::: ENTRIES

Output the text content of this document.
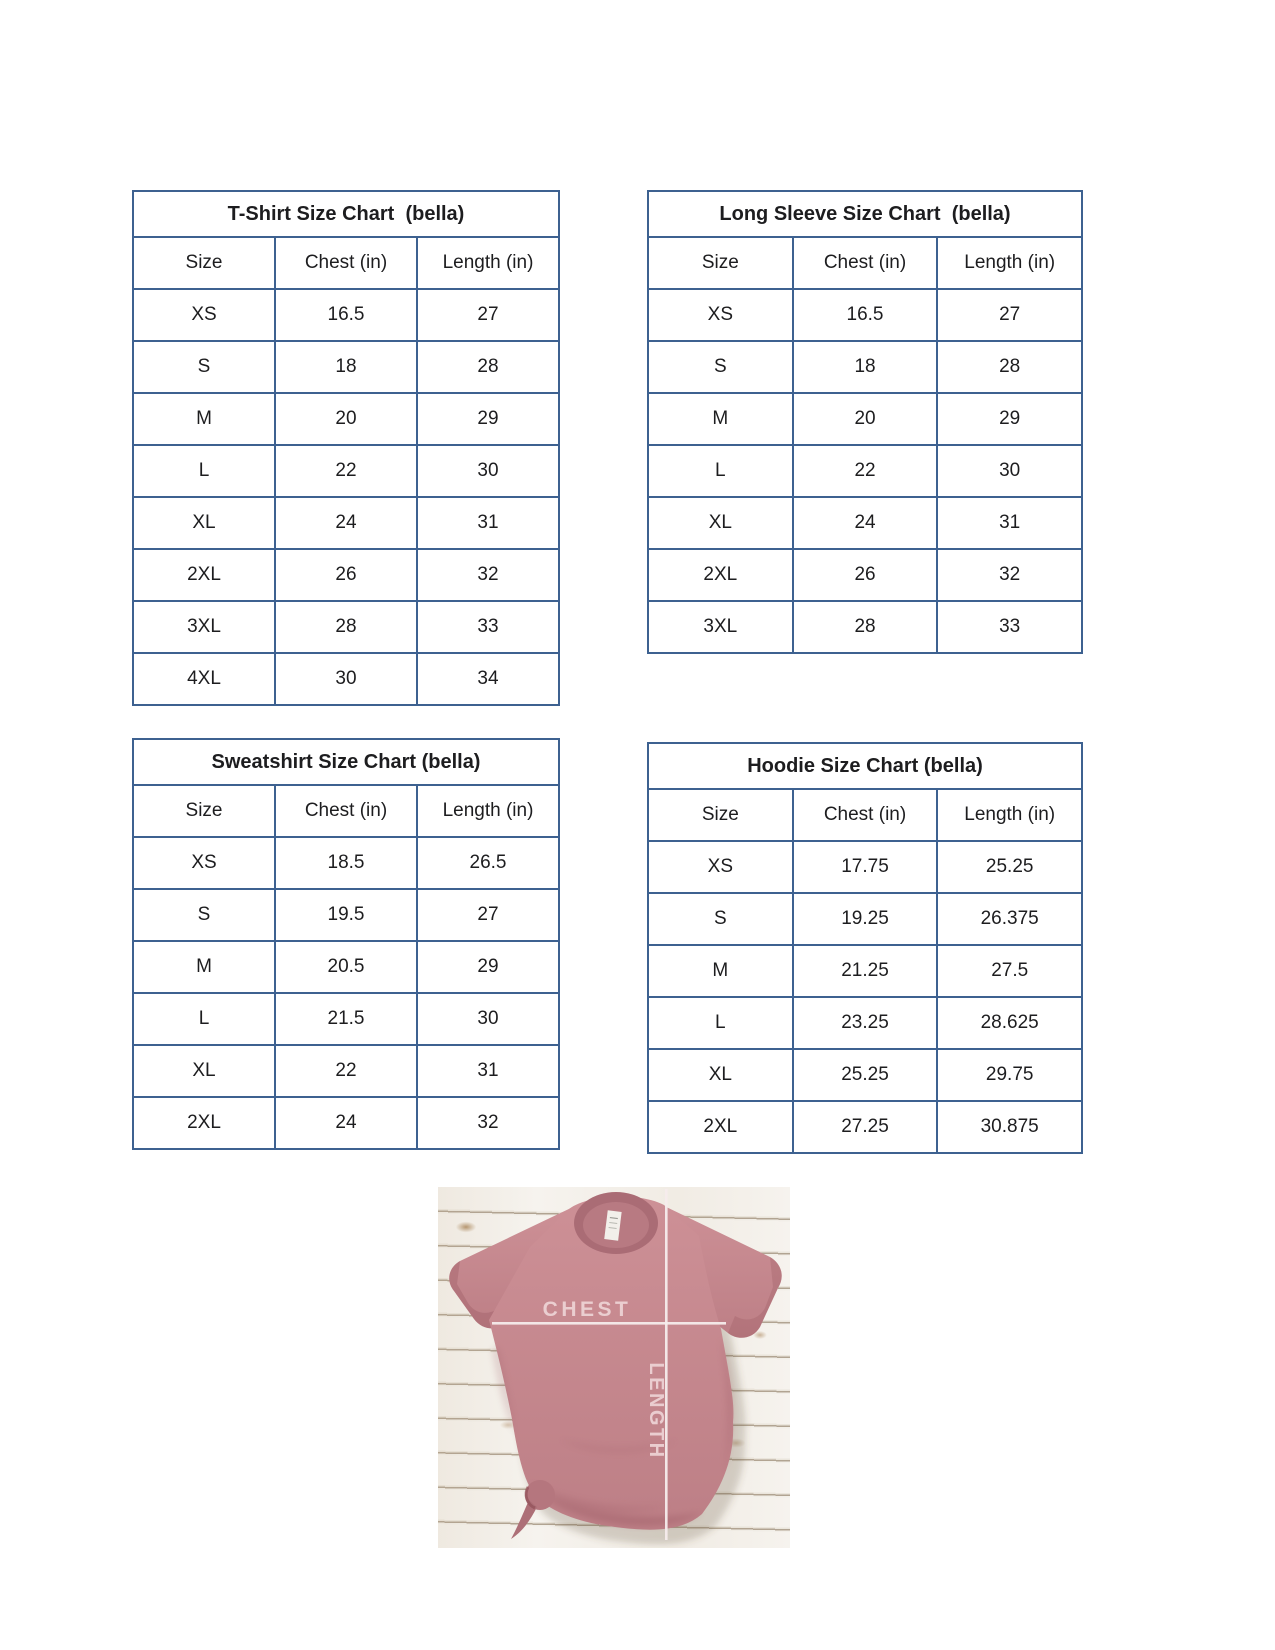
T-Shirt Size Chart  (bella)
Size	Chest (in)	Length (in)
XS	16.5	27
S	18	28
M	20	29
L	22	30
XL	24	31
2XL	26	32
3XL	28	33
4XL	30	34
Long Sleeve Size Chart  (bella)
Size	Chest (in)	Length (in)
XS	16.5	27
S	18	28
M	20	29
L	22	30
XL	24	31
2XL	26	32
3XL	28	33
Sweatshirt Size Chart (bella)
Size	Chest (in)	Length (in)
XS	18.5	26.5
S	19.5	27
M	20.5	29
L	21.5	30
XL	22	31
2XL	24	32
Hoodie Size Chart (bella)
Size	Chest (in)	Length (in)
XS	17.75	25.25
S	19.25	26.375
M	21.25	27.5
L	23.25	28.625
XL	25.25	29.75
2XL	27.25	30.875
CHEST
LENGTH
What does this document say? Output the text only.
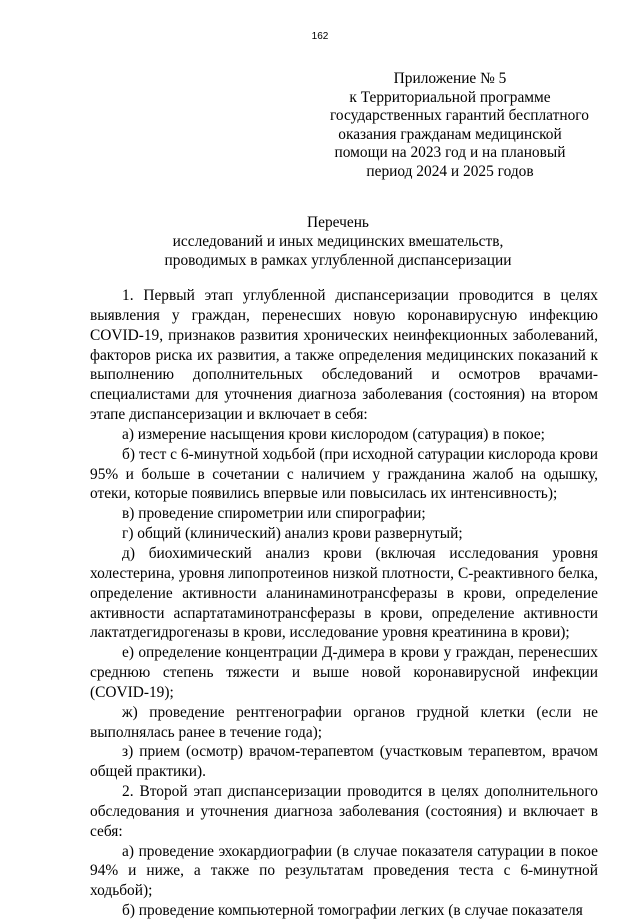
162
Приложение № 5
к Территориальной программе
государственных гарантий бесплатного
оказания гражданам медицинской
помощи на 2023 год и на плановый
период 2024 и 2025 годов
Перечень
исследований и иных медицинских вмешательств,
проводимых в рамках углубленной диспансеризации

1. Первый этап углубленной диспансеризации проводится в целях выявления у граждан, перенесших новую коронавирусную инфекцию COVID-19, признаков развития хронических неинфекционных заболеваний, факторов риска их развития, а также определения медицинских показаний к выполнению дополнительных обследований и осмотров врачами-специалистами для уточнения диагноза заболевания (состояния) на втором этапе диспансеризации и включает в себя:

а) измерение насыщения крови кислородом (сатурация) в покое;

б) тест с 6-минутной ходьбой (при исходной сатурации кислорода крови 95% и больше в сочетании с наличием у гражданина жалоб на одышку, отеки, которые появились впервые или повысилась их интенсивность);

в) проведение спирометрии или спирографии;

г) общий (клинический) анализ крови развернутый;

д) биохимический анализ крови (включая исследования уровня холестерина, уровня липопротеинов низкой плотности, С-реактивного белка, определение активности аланинаминотрансферазы в крови, определение активности аспартатаминотрансферазы в крови, определение активности лактатдегидрогеназы в крови, исследование уровня креатинина в крови);

е) определение концентрации Д-димера в крови у граждан, перенесших среднюю степень тяжести и выше новой коронавирусной инфекции (COVID-19);

ж) проведение рентгенографии органов грудной клетки (если не выполнялась ранее в течение года);

з) прием (осмотр) врачом-терапевтом (участковым терапевтом, врачом общей практики).

2. Второй этап диспансеризации проводится в целях дополнительного обследования и уточнения диагноза заболевания (состояния) и включает в себя:

а) проведение эхокардиографии (в случае показателя сатурации в покое 94% и ниже, а также по результатам проведения теста с 6-минутной ходьбой);

б) проведение компьютерной томографии легких (в случае показателя
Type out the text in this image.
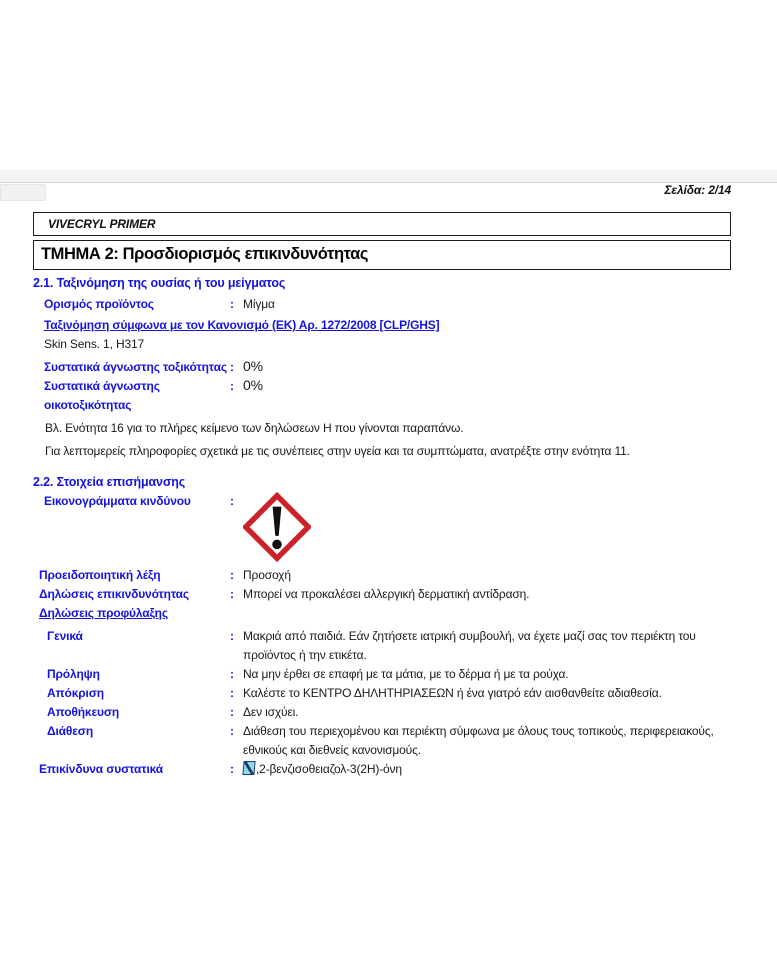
Σελίδα: 2/14
VIVECRYL PRIMER
ΤΜΗΜΑ 2: Προσδιορισμός επικινδυνότητας
2.1. Ταξινόμηση της ουσίας ή του μείγματος
Ορισμός προϊόντος	: Μίγμα
Ταξινόμηση σύμφωνα με τον Κανονισμό (ΕΚ) Αρ. 1272/2008 [CLP/GHS]
Skin Sens. 1, H317
Συστατικά άγνωστης τοξικότητας : 0%
Συστατικά άγνωστης οικοτοξικότητας
: 0%
Βλ. Ενότητα 16 για το πλήρες κείμενο των δηλώσεων Η που γίνονται παραπάνω.
Για λεπτομερείς πληροφορίες σχετικά με τις συνέπειες στην υγεία και τα συμπτώματα, ανατρέξτε στην ενότητα 11.
2.2. Στοιχεία επισήμανσης
Εικονογράμματα κινδύνου	:
Προειδοποιητική λέξη	: Προσοχή
Δηλώσεις επικινδυνότητας	: Μπορεί να προκαλέσει αλλεργική δερματική αντίδραση.
Δηλώσεις προφύλαξης
Γενικά	: Μακριά από παιδιά. Εάν ζητήσετε ιατρική συμβουλή, να έχετε μαζί σας τον περιέκτη του προϊόντος ή την ετικέτα.
Πρόληψη	: Να μην έρθει σε επαφή με τα μάτια, με το δέρμα ή με τα ρούχα.
Απόκριση	: Καλέστε το ΚΕΝΤΡΟ ΔΗΛΗΤΗΡΙΑΣΕΩΝ ή ένα γιατρό εάν αισθανθείτε αδιαθεσία.
Αποθήκευση	: Δεν ισχύει.
Διάθεση	: Διάθεση του περιεχομένου και περιέκτη σύμφωνα με όλους τους τοπικούς, περιφερειακούς, εθνικούς και διεθνείς κανονισμούς.
Επικίνδυνα συστατικά	:	,2-βενζισοθειαζολ-3(2H)-όνη
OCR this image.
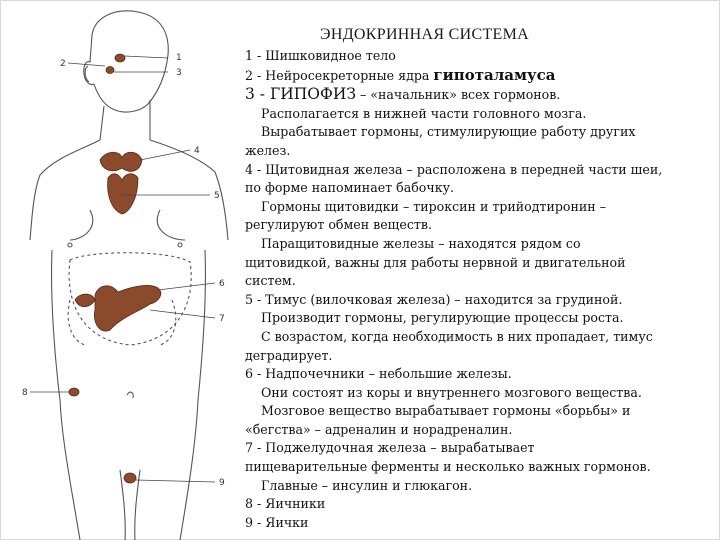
1
2
3
4
5
6
7
8
9
ЭНДОКРИННАЯ СИСТЕМА

1 - Шишковидное тело

2 - Нейросекреторные ядра гипоталамуса

3 - ГИПОФИЗ – «начальник» всех гормонов.

Располагается в нижней части головного мозга.

Вырабатывает гормоны, стимулирующие работу других

желез.

4 - Щитовидная железа – расположена в передней части шеи,

по форме напоминает бабочку.

Гормоны щитовидки – тироксин и трийодтиронин –

регулируют обмен веществ.

Паращитовидные железы – находятся рядом со

щитовидкой, важны для работы нервной и двигательной

систем.

5 - Тимус (вилочковая железа) – находится за грудиной.

Производит гормоны, регулирующие процессы роста.

С возрастом, когда необходимость в них пропадает, тимус

деградирует.

6 - Надпочечники – небольшие железы.

Они состоят из коры и внутреннего мозгового вещества.

Мозговое вещество вырабатывает гормоны «борьбы» и

«бегства» – адреналин и норадреналин.

7 - Поджелудочная железа – вырабатывает

пищеварительные ферменты и несколько важных гормонов.

Главные – инсулин и глюкагон.

8 - Яичники

9 - Яички
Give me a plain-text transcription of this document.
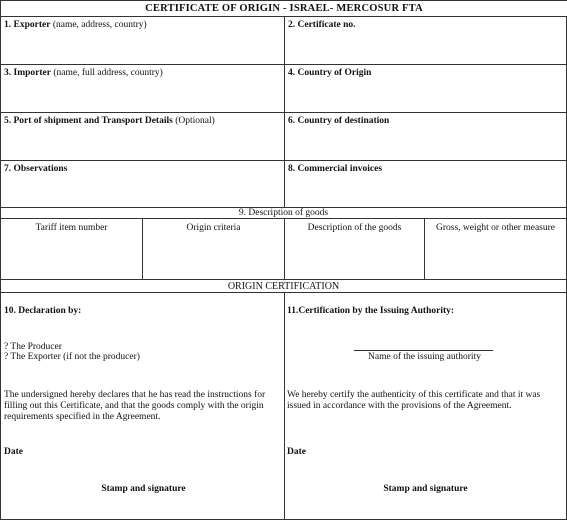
CERTIFICATE OF ORIGIN - ISRAEL- MERCOSUR FTA
1. Exporter (name, address, country)	2. Certificate no.
3. Importer (name, full address, country)	4. Country of Origin
5. Port of shipment and Transport Details (Optional)	6. Country of destination
7. Observations	8. Commercial invoices
9. Description of goods
Tariff item number	Origin criteria	Description of the goods	Gross, weight or other measure
ORIGIN CERTIFICATION
10. Declaration by:
? The Producer
? The Exporter (if not the producer)
The undersigned hereby declares that he has read the instructions for
filling out this Certificate, and that the goods comply with the origin
requirements specified in the Agreement.
Date
Stamp and signature
11.Certification by the Issuing Authority:
Name of the issuing authority
We hereby certify the authenticity of this certificate and that it was
issued in accordance with the provisions of the Agreement.
Date
Stamp and signature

::::::

-- SET PROBLEM --
Pull out every line holding "Description" from the records above, and copy it.

-- RESULT FOR THIS EXERCISE --
9. Description of goods
Tariff item number	Origin criteria	Description of the goods	Gross, weight or other measure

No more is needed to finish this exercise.